(Stored entries)
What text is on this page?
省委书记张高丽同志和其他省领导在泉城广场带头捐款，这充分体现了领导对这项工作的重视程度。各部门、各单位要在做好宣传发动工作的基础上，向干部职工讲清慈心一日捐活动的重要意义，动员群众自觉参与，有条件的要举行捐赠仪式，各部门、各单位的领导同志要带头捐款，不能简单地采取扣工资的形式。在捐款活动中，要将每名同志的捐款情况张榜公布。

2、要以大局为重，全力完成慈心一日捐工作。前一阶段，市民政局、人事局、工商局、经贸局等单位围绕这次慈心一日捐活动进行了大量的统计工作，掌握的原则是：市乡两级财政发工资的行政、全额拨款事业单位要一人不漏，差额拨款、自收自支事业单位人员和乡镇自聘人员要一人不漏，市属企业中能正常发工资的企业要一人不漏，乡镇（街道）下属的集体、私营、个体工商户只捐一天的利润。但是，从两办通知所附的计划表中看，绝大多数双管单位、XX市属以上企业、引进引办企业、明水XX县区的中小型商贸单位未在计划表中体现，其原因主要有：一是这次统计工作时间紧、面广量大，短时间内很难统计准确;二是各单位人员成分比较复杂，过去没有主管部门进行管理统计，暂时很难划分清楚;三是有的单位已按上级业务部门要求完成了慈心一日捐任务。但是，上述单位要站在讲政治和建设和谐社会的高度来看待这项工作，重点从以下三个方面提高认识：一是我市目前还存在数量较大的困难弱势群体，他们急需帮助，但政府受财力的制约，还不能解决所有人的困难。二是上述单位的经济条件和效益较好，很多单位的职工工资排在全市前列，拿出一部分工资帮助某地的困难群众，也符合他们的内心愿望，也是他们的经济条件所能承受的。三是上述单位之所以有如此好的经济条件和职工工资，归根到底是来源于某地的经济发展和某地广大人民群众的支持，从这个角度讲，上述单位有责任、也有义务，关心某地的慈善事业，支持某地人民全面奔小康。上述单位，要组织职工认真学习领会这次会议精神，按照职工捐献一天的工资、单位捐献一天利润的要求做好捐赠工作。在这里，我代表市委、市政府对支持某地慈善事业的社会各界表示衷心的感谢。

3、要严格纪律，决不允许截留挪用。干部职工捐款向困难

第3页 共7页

> [Request]:
Return all the data above once more, precisely as given.

> [Reply]:
What text is on this page?
省委书记张高丽同志和其他省领导在泉城广场带头捐款，这充分体现了领导对这项工作的重视程度。各部门、各单位要在做好宣传发动工作的基础上，向干部职工讲清慈心一日捐活动的重要意义，动员群众自觉参与，有条件的要举行捐赠仪式，各部门、各单位的领导同志要带头捐款，不能简单地采取扣工资的形式。在捐款活动中，要将每名同志的捐款情况张榜公布。

2、要以大局为重，全力完成慈心一日捐工作。前一阶段，市民政局、人事局、工商局、经贸局等单位围绕这次慈心一日捐活动进行了大量的统计工作，掌握的原则是：市乡两级财政发工资的行政、全额拨款事业单位要一人不漏，差额拨款、自收自支事业单位人员和乡镇自聘人员要一人不漏，市属企业中能正常发工资的企业要一人不漏，乡镇（街道）下属的集体、私营、个体工商户只捐一天的利润。但是，从两办通知所附的计划表中看，绝大多数双管单位、XX市属以上企业、引进引办企业、明水XX县区的中小型商贸单位未在计划表中体现，其原因主要有：一是这次统计工作时间紧、面广量大，短时间内很难统计准确;二是各单位人员成分比较复杂，过去没有主管部门进行管理统计，暂时很难划分清楚;三是有的单位已按上级业务部门要求完成了慈心一日捐任务。但是，上述单位要站在讲政治和建设和谐社会的高度来看待这项工作，重点从以下三个方面提高认识：一是我市目前还存在数量较大的困难弱势群体，他们急需帮助，但政府受财力的制约，还不能解决所有人的困难。二是上述单位的经济条件和效益较好，很多单位的职工工资排在全市前列，拿出一部分工资帮助某地的困难群众，也符合他们的内心愿望，也是他们的经济条件所能承受的。三是上述单位之所以有如此好的经济条件和职工工资，归根到底是来源于某地的经济发展和某地广大人民群众的支持，从这个角度讲，上述单位有责任、也有义务，关心某地的慈善事业，支持某地人民全面奔小康。上述单位，要组织职工认真学习领会这次会议精神，按照职工捐献一天的工资、单位捐献一天利润的要求做好捐赠工作。在这里，我代表市委、市政府对支持某地慈善事业的社会各界表示衷心的感谢。

3、要严格纪律，决不允许截留挪用。干部职工捐款向困难

第3页 共7页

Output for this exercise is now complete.